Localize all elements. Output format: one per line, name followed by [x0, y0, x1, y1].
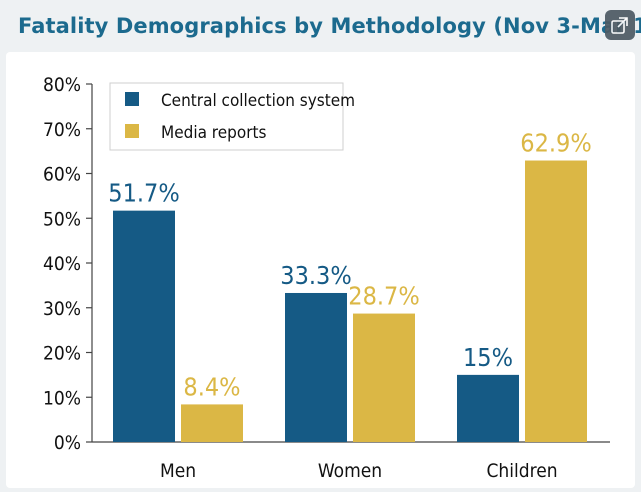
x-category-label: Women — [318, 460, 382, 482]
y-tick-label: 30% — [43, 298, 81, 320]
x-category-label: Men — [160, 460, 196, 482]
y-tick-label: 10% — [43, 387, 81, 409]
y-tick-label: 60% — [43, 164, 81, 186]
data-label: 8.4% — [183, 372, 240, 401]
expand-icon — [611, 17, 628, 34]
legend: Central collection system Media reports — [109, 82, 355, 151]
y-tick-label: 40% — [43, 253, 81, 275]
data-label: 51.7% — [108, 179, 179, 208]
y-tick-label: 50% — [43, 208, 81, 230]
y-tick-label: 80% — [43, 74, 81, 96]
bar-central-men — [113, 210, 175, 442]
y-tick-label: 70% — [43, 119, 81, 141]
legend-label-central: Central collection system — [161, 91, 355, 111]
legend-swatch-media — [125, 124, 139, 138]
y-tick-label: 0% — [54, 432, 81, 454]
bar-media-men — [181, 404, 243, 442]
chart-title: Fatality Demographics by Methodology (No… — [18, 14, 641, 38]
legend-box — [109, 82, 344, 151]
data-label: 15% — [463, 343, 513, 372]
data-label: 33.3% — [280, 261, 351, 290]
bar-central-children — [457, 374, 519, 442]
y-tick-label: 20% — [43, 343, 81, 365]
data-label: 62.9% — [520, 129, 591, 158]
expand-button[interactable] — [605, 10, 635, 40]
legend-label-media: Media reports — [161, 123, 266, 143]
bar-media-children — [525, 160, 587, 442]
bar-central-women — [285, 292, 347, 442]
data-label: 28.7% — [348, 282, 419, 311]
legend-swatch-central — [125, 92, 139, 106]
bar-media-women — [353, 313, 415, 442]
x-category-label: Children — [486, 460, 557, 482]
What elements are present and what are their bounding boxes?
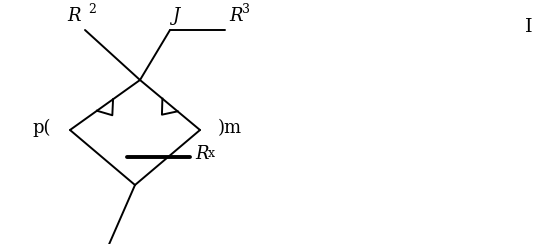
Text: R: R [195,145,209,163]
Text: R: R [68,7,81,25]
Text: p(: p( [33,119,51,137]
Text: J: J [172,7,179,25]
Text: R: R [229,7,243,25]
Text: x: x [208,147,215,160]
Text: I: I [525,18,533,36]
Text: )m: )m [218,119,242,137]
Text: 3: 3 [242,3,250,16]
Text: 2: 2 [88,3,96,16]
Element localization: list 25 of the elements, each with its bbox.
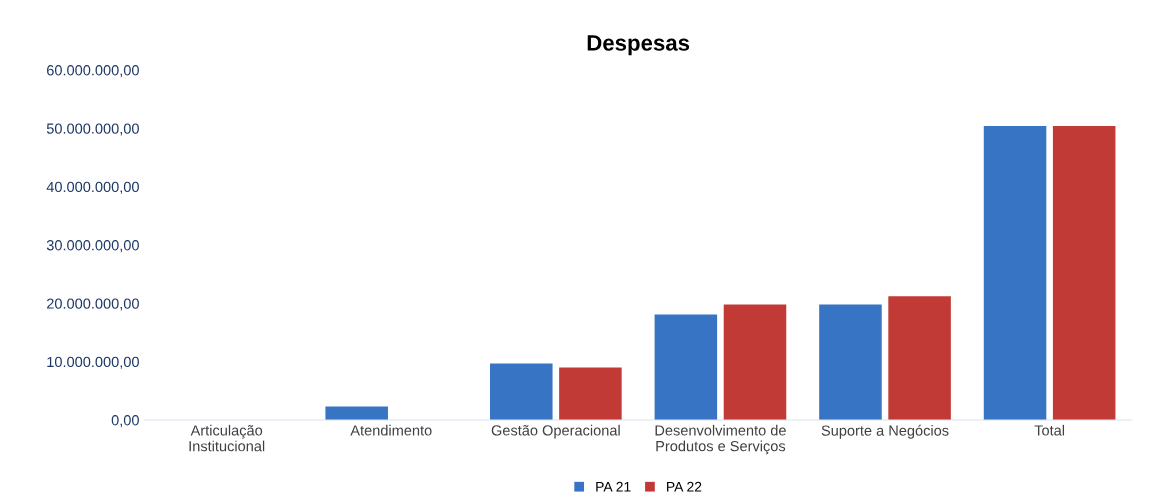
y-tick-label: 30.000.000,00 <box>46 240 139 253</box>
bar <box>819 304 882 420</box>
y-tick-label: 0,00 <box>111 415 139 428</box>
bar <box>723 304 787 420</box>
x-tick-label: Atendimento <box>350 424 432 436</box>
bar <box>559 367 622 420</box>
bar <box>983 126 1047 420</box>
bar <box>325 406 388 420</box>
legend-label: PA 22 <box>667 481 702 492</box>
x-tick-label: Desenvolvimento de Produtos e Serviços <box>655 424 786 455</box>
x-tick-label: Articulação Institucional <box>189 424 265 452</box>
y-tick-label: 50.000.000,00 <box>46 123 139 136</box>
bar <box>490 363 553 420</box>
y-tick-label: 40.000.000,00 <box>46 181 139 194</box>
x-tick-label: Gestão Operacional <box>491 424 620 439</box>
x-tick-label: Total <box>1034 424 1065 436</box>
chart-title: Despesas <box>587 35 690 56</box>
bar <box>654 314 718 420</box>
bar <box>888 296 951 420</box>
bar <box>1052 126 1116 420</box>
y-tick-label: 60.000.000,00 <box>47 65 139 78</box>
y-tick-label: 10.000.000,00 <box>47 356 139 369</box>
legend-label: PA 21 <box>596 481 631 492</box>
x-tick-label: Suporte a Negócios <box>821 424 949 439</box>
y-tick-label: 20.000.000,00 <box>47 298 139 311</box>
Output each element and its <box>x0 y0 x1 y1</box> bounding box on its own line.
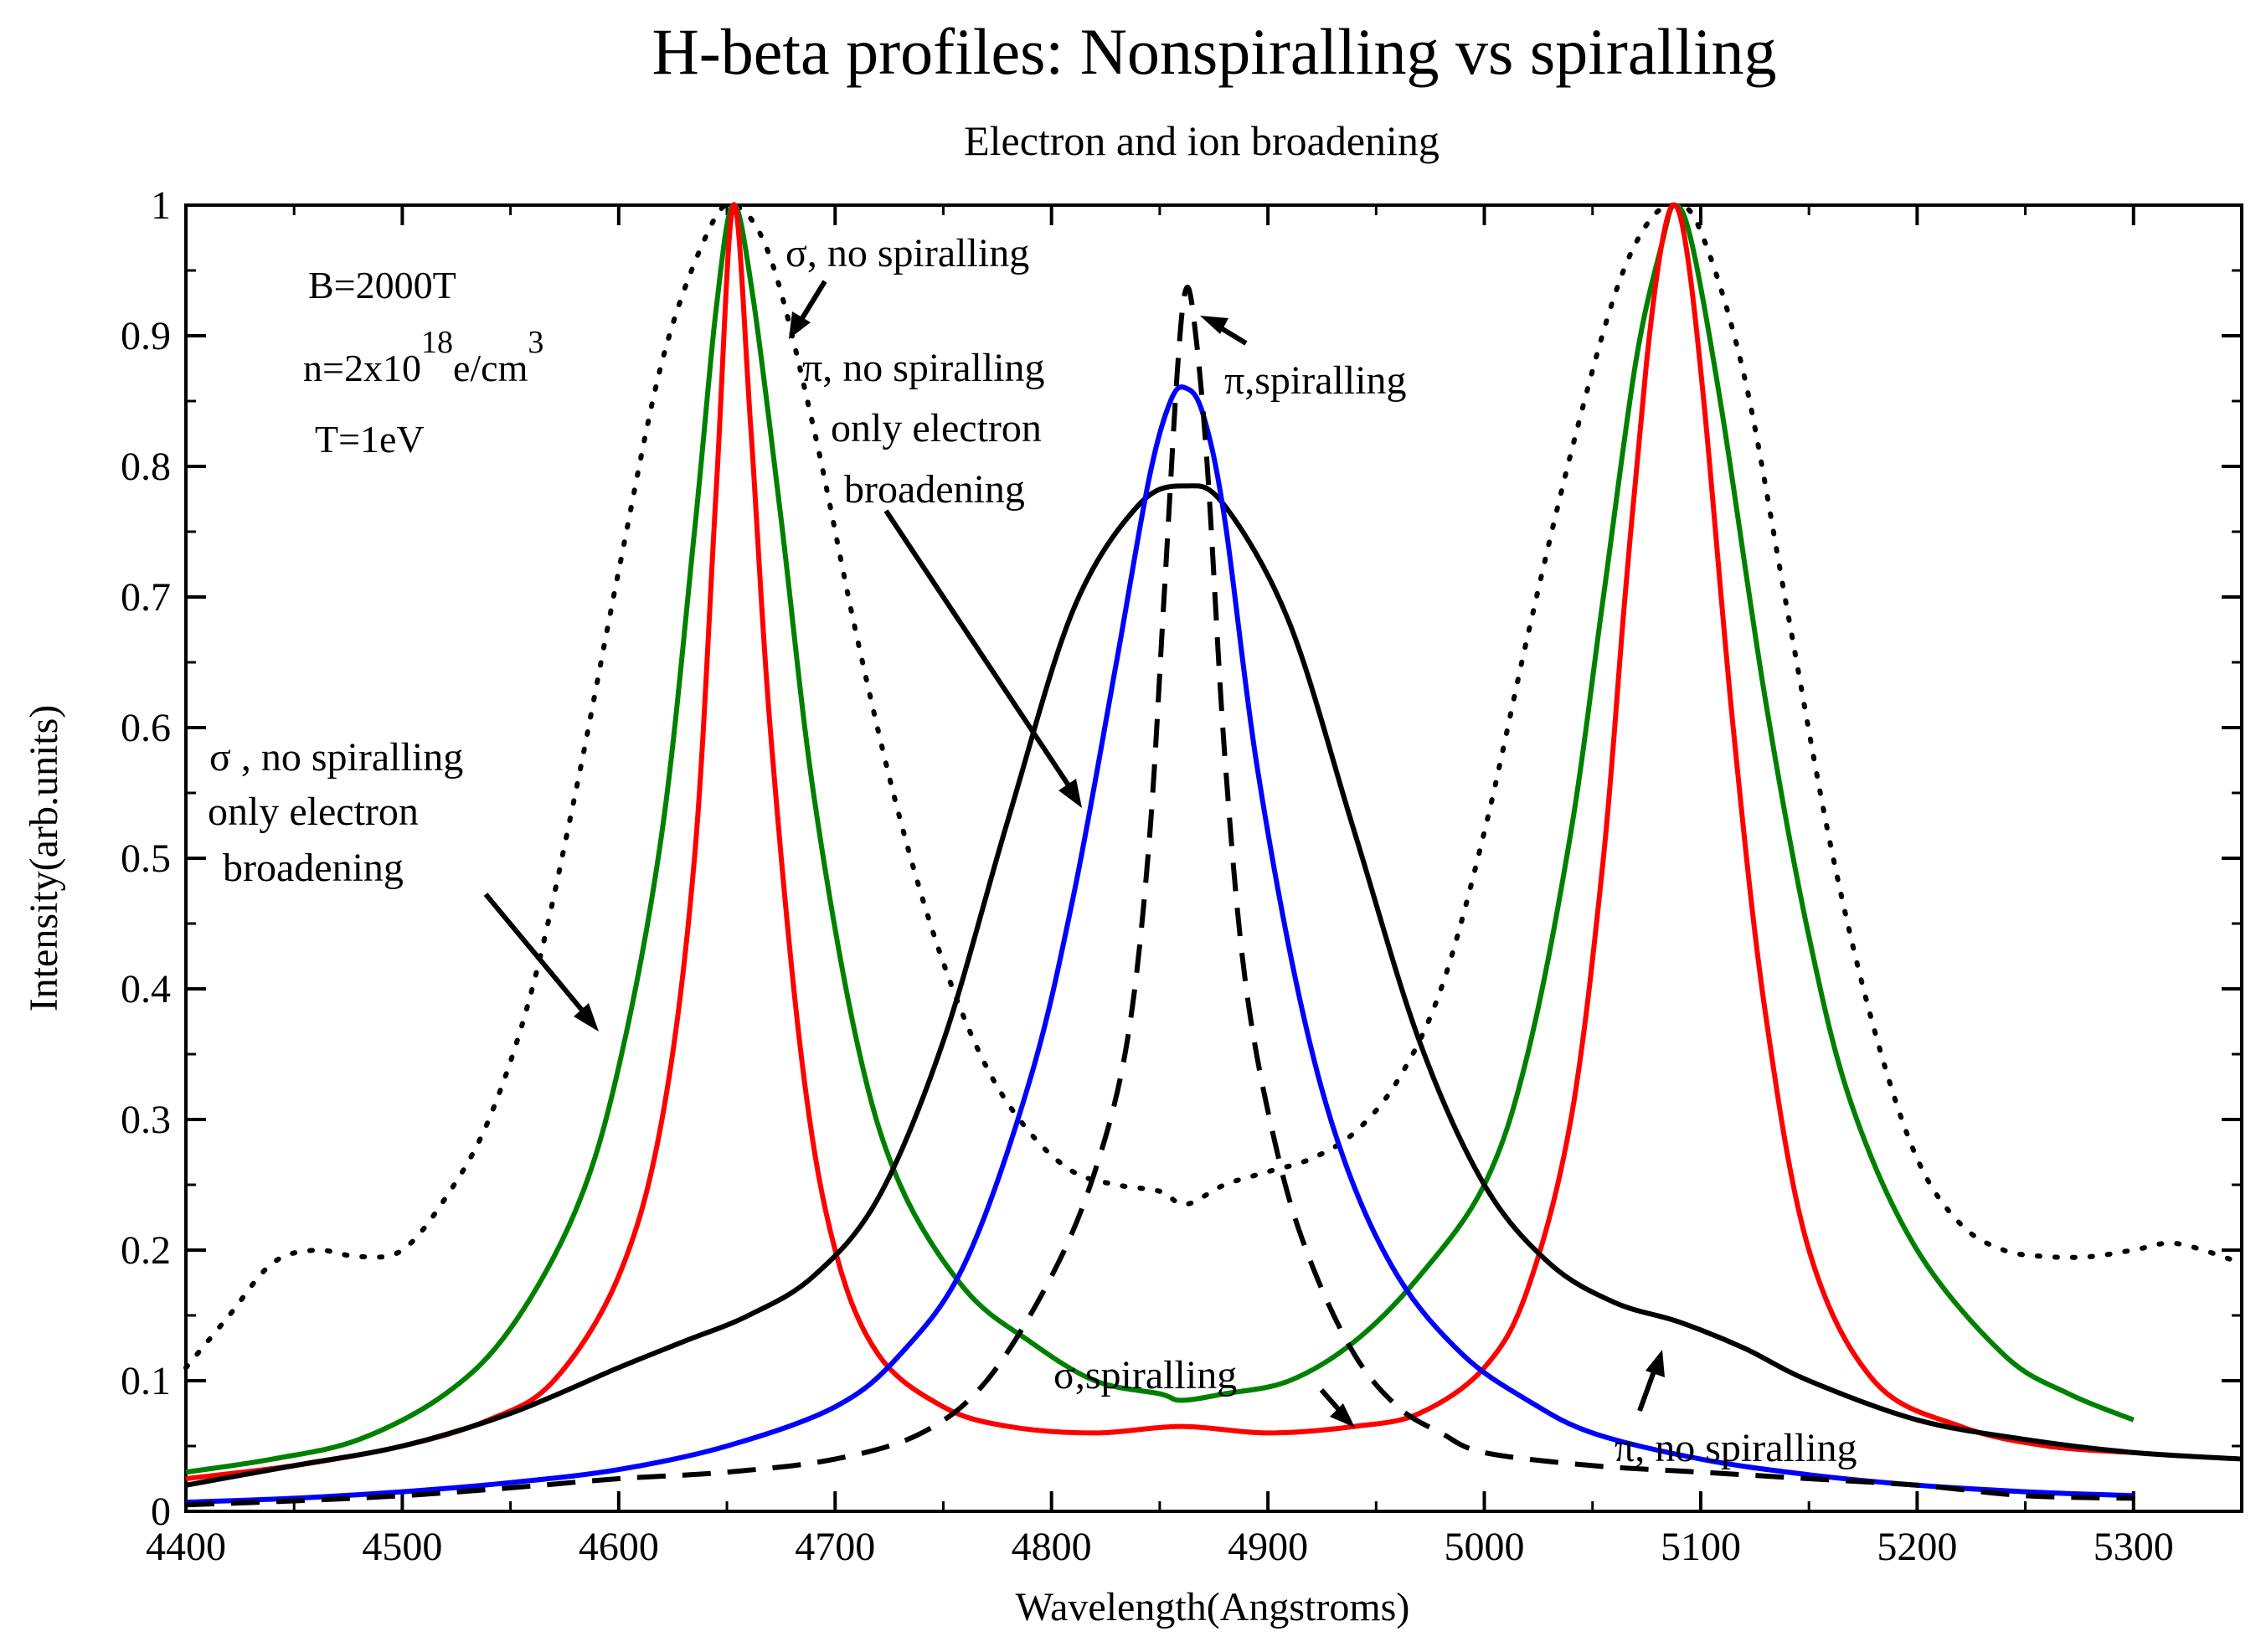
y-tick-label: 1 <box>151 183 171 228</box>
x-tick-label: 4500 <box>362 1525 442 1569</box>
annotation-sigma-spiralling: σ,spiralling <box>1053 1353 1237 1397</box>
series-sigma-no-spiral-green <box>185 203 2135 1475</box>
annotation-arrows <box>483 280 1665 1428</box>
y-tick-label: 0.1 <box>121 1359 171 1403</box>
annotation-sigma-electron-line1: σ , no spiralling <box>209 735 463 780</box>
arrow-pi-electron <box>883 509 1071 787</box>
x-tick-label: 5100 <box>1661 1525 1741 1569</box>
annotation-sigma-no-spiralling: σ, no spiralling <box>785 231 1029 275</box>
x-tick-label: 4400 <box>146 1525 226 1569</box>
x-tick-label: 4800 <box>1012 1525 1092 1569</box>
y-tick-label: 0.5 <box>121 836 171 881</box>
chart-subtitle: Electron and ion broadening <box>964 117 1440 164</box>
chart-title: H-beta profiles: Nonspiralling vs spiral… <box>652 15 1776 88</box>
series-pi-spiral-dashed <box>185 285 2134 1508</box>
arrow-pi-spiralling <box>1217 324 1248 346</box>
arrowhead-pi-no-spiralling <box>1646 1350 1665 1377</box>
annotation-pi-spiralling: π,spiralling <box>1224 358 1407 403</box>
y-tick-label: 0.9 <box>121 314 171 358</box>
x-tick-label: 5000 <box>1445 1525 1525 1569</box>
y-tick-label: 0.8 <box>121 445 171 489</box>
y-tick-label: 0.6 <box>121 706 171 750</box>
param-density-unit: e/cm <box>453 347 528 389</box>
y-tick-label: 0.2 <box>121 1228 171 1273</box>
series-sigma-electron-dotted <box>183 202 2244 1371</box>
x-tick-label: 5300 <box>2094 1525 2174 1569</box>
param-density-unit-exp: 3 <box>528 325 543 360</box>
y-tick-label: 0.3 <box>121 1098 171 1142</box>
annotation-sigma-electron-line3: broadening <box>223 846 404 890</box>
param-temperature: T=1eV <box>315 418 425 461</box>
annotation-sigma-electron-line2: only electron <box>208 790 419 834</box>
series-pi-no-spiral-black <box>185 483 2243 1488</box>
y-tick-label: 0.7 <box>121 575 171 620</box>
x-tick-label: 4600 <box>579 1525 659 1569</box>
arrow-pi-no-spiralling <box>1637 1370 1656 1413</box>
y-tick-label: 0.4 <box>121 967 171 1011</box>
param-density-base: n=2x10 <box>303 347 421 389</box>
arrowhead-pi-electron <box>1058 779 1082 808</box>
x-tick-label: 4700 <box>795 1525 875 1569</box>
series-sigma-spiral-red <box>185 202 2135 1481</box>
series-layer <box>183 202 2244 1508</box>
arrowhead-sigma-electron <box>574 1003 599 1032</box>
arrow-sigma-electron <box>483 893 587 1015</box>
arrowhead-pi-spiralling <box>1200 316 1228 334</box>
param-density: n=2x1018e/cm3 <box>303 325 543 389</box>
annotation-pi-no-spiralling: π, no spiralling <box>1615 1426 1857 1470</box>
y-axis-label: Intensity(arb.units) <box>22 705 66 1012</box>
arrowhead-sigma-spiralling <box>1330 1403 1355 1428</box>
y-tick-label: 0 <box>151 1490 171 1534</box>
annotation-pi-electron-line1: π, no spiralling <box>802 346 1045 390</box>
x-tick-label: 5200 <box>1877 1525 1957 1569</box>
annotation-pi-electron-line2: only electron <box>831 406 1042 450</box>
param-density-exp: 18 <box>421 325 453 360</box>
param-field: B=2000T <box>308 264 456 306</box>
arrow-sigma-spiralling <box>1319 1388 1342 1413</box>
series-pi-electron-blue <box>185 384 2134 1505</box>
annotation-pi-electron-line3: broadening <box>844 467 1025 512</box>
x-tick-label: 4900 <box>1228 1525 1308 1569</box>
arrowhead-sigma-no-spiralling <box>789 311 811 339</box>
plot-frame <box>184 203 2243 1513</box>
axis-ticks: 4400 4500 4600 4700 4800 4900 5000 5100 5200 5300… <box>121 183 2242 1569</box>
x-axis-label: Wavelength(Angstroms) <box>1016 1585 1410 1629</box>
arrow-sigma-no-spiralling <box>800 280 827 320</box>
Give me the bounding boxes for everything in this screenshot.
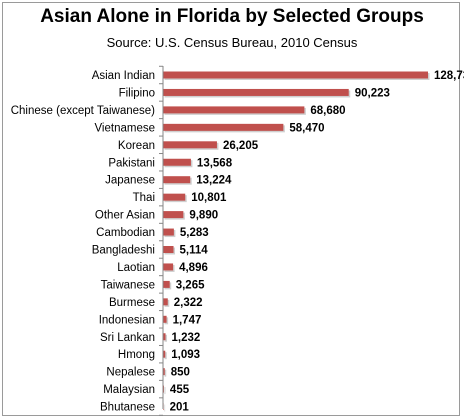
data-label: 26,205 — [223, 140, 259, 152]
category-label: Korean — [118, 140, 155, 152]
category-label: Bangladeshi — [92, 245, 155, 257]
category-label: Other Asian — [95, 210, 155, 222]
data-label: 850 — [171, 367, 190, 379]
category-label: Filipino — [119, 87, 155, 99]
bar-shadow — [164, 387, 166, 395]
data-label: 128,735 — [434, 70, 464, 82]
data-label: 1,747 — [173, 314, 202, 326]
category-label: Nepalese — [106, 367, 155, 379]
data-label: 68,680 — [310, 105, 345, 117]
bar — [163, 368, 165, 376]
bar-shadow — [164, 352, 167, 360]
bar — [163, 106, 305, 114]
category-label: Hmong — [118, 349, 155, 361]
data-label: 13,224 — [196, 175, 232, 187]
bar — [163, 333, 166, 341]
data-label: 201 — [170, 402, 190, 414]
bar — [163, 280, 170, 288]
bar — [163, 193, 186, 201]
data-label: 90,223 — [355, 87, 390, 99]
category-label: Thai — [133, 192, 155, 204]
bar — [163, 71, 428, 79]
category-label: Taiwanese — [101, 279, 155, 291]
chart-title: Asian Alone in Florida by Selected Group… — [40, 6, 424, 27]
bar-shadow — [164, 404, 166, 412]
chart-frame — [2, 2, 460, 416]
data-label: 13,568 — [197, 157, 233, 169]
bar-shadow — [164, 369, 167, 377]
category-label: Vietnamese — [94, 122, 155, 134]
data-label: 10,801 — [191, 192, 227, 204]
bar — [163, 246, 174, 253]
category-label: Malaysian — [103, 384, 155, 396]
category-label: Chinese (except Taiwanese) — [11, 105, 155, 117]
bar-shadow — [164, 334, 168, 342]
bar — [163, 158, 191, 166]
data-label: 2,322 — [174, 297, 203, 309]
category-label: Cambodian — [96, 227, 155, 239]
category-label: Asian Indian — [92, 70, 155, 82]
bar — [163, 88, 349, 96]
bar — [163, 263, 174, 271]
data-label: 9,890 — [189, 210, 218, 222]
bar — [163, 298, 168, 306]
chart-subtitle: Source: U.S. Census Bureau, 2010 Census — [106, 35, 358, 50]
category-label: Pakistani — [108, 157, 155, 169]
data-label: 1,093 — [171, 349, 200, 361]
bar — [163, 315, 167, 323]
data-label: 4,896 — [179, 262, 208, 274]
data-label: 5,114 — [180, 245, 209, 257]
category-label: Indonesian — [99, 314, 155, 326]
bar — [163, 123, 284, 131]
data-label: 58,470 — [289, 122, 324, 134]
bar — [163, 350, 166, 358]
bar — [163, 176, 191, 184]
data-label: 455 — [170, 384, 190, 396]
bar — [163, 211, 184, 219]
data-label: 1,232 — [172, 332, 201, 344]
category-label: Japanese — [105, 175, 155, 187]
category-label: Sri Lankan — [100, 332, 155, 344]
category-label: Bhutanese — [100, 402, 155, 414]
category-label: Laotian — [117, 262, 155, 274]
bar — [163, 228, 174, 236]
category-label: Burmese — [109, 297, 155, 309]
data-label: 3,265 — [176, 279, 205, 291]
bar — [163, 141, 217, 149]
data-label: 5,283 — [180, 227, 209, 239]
◇ ◇ ◇
• **Directive**
Give back the lines from the line with "Text: R: R [195,145,209,163]" up to and including the line with "Element localization: list", with "Text" renamed to "Label" throughout and nothing else changed.

• **Completed exercise**
Label: R: R [195,145,209,163]
Label: R: R [68,7,81,25]
Label: p(: p( [33,119,51,137]
Label: J: J [172,7,179,25]
Label: R: R [229,7,243,25]
Label: x: x [208,147,215,160]
Label: I: I [525,18,533,36]
Label: )m: )m [218,119,242,137]
Label: 3: 3 [242,3,250,16]
Label: 2: 2 [88,3,96,16]
Element localization: list 25 of the elements, each with its bbox.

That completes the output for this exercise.